■ GIVEN PROBLEM ■
Return the entries verbatim and drop every picture.

↓↓↓

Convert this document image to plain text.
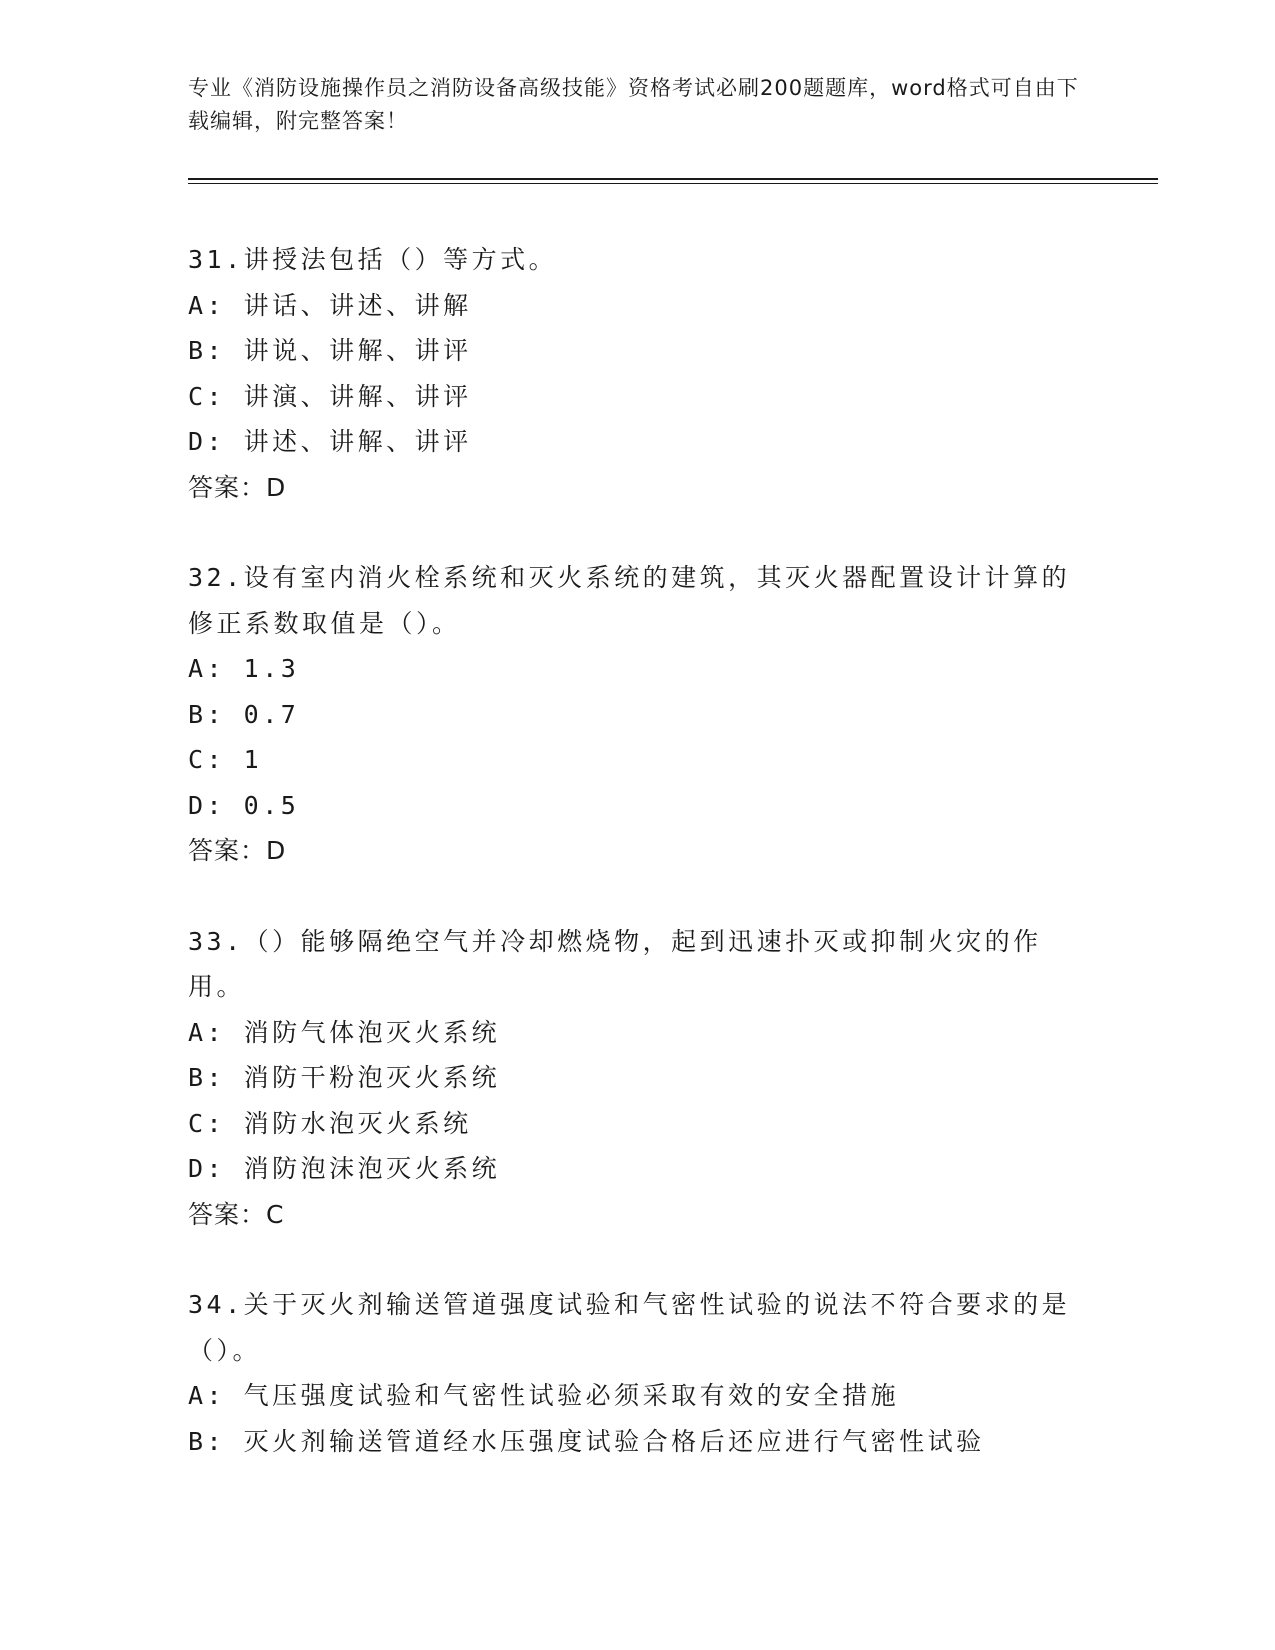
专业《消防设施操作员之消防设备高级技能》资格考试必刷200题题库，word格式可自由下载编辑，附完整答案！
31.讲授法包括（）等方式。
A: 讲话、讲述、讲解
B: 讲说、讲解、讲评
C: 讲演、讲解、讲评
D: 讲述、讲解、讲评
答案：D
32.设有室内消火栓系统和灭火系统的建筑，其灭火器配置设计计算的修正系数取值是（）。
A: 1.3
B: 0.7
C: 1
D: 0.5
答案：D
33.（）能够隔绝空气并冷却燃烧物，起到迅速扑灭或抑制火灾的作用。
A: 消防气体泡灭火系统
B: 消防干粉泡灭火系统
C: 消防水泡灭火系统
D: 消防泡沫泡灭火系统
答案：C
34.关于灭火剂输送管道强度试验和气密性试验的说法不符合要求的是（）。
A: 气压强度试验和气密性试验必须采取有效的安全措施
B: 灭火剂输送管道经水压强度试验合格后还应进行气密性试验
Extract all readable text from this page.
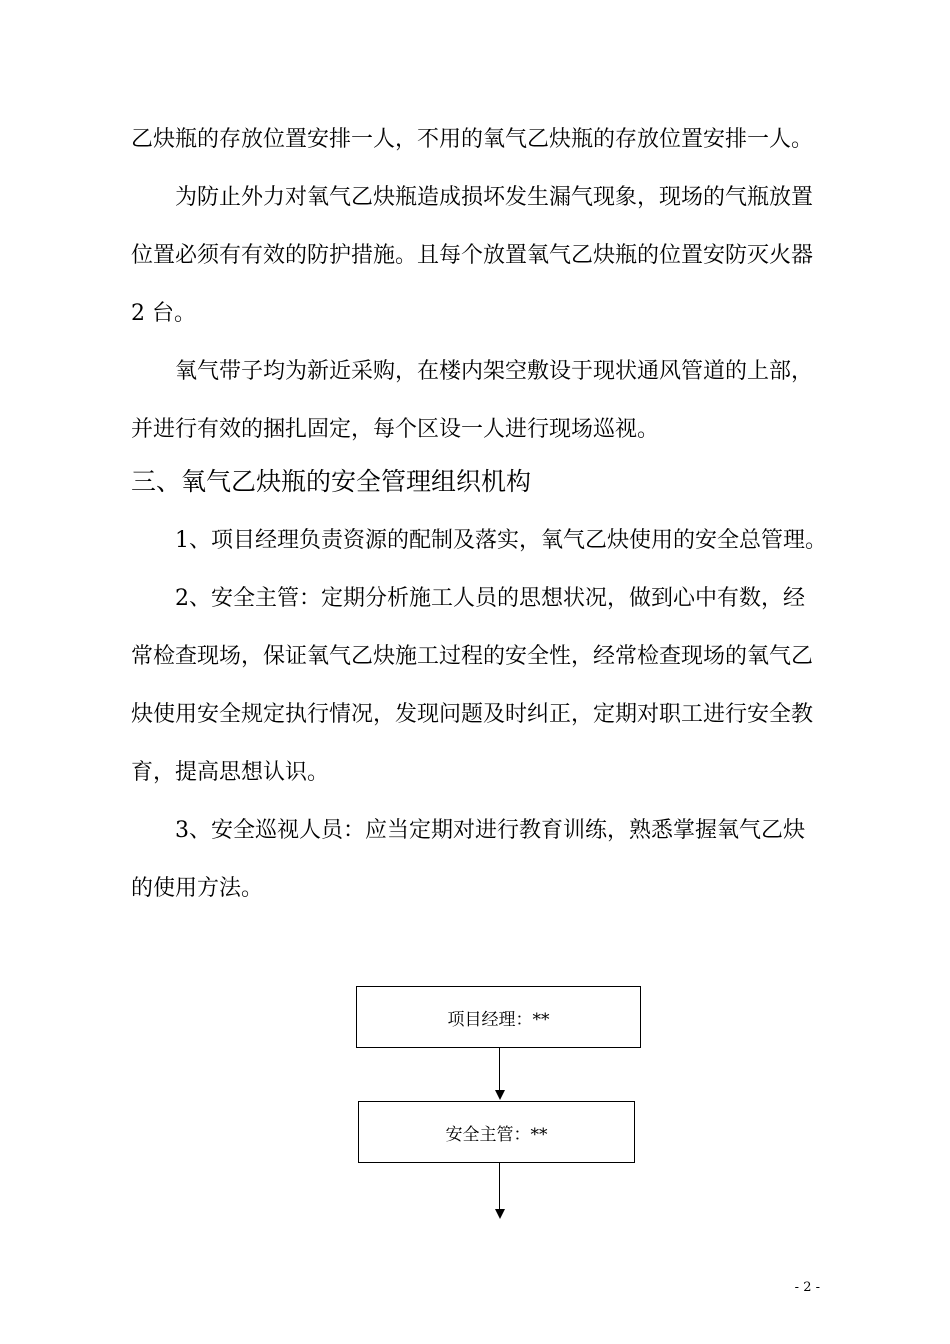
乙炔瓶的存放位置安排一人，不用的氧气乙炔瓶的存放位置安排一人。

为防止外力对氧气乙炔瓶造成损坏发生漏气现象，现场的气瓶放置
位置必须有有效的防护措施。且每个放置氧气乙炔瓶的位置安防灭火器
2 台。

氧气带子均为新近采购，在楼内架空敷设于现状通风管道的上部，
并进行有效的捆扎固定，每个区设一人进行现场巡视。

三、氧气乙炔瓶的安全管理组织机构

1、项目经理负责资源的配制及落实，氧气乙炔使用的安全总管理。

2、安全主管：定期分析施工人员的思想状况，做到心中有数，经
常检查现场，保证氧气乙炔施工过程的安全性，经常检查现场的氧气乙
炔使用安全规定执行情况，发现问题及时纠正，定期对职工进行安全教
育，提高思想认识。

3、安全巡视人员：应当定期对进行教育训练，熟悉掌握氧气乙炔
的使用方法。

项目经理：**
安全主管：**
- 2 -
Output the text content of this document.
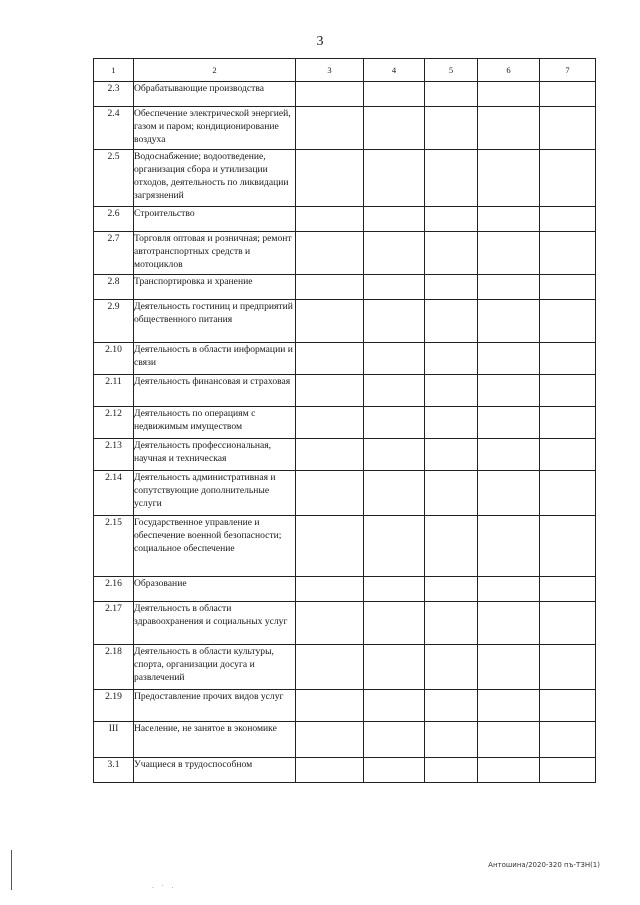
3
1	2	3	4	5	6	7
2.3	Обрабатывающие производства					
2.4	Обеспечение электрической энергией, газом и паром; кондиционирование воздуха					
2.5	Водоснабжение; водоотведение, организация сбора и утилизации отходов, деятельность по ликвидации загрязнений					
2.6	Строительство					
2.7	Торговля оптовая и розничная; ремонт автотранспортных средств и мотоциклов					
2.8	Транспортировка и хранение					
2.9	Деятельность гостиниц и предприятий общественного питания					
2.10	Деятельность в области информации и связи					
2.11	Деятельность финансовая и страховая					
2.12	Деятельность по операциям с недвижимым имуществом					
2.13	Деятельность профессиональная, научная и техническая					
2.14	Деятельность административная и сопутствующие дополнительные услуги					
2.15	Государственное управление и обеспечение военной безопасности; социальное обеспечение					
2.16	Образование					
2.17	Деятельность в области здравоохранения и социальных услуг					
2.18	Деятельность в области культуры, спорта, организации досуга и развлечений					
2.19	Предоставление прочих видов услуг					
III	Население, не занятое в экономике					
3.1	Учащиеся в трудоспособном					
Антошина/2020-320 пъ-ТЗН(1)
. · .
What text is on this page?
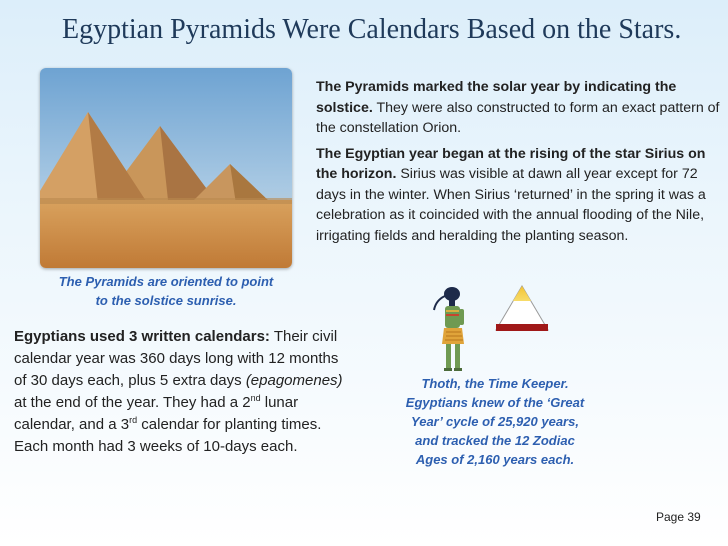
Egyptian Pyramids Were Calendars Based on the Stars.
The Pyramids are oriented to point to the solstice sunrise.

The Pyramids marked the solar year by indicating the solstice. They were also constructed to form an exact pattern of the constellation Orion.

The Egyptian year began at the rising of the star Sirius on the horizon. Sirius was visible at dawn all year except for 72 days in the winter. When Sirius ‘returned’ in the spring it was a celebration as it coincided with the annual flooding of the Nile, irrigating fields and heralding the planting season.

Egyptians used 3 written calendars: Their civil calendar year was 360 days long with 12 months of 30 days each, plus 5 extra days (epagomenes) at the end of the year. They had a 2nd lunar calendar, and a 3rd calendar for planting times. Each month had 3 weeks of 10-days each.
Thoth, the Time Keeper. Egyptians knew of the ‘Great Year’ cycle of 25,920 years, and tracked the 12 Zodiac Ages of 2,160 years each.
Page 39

↑↑↑

■ WRITTEN RESPONSE ■
Convert this document image to plain text.
专业《消防设施操作员之消防设备高级技能》资格考试必刷200题题库，word格式可自由下载编辑，附完整答案！
31.讲授法包括（）等方式。
A: 讲话、讲述、讲解
B: 讲说、讲解、讲评
C: 讲演、讲解、讲评
D: 讲述、讲解、讲评
答案：D
32.设有室内消火栓系统和灭火系统的建筑，其灭火器配置设计计算的修正系数取值是（）。
A: 1.3
B: 0.7
C: 1
D: 0.5
答案：D
33.（）能够隔绝空气并冷却燃烧物，起到迅速扑灭或抑制火灾的作用。
A: 消防气体泡灭火系统
B: 消防干粉泡灭火系统
C: 消防水泡灭火系统
D: 消防泡沫泡灭火系统
答案：C
34.关于灭火剂输送管道强度试验和气密性试验的说法不符合要求的是（）。
A: 气压强度试验和气密性试验必须采取有效的安全措施
B: 灭火剂输送管道经水压强度试验合格后还应进行气密性试验
Extract all readable text from this page.
乙炔瓶的存放位置安排一人，不用的氧气乙炔瓶的存放位置安排一人。

为防止外力对氧气乙炔瓶造成损坏发生漏气现象，现场的气瓶放置
位置必须有有效的防护措施。且每个放置氧气乙炔瓶的位置安防灭火器
2 台。

氧气带子均为新近采购，在楼内架空敷设于现状通风管道的上部，
并进行有效的捆扎固定，每个区设一人进行现场巡视。

三、氧气乙炔瓶的安全管理组织机构

1、项目经理负责资源的配制及落实，氧气乙炔使用的安全总管理。

2、安全主管：定期分析施工人员的思想状况，做到心中有数，经
常检查现场，保证氧气乙炔施工过程的安全性，经常检查现场的氧气乙
炔使用安全规定执行情况，发现问题及时纠正，定期对职工进行安全教
育，提高思想认识。

3、安全巡视人员：应当定期对进行教育训练，熟悉掌握氧气乙炔
的使用方法。

项目经理：**
安全主管：**
- 2 -
Output the text content of this document.
3
1	2	3	4	5	6	7
2.3	Обрабатывающие производства					
2.4	Обеспечение электрической энергией, газом и паром; кондиционирование воздуха					
2.5	Водоснабжение; водоотведение, организация сбора и утилизации отходов, деятельность по ликвидации загрязнений					
2.6	Строительство					
2.7	Торговля оптовая и розничная; ремонт автотранспортных средств и мотоциклов					
2.8	Транспортировка и хранение					
2.9	Деятельность гостиниц и предприятий общественного питания					
2.10	Деятельность в области информации и связи					
2.11	Деятельность финансовая и страховая					
2.12	Деятельность по операциям с недвижимым имуществом					
2.13	Деятельность профессиональная, научная и техническая					
2.14	Деятельность административная и сопутствующие дополнительные услуги					
2.15	Государственное управление и обеспечение военной безопасности; социальное обеспечение					
2.16	Образование					
2.17	Деятельность в области здравоохранения и социальных услуг					
2.18	Деятельность в области культуры, спорта, организации досуга и развлечений					
2.19	Предоставление прочих видов услуг					
III	Население, не занятое в экономике					
3.1	Учащиеся в трудоспособном					
Антошина/2020-320 пъ-ТЗН(1)
. · .
What text is on this page?
Egyptian Pyramids Were Calendars Based on the Stars.
The Pyramids are oriented to point to the solstice sunrise.

The Pyramids marked the solar year by indicating the solstice. They were also constructed to form an exact pattern of the constellation Orion.

The Egyptian year began at the rising of the star Sirius on the horizon. Sirius was visible at dawn all year except for 72 days in the winter. When Sirius ‘returned’ in the spring it was a celebration as it coincided with the annual flooding of the Nile, irrigating fields and heralding the planting season.

Egyptians used 3 written calendars: Their civil calendar year was 360 days long with 12 months of 30 days each, plus 5 extra days (epagomenes) at the end of the year. They had a 2nd lunar calendar, and a 3rd calendar for planting times. Each month had 3 weeks of 10-days each.
Thoth, the Time Keeper. Egyptians knew of the ‘Great Year’ cycle of 25,920 years, and tracked the 12 Zodiac Ages of 2,160 years each.
Page 39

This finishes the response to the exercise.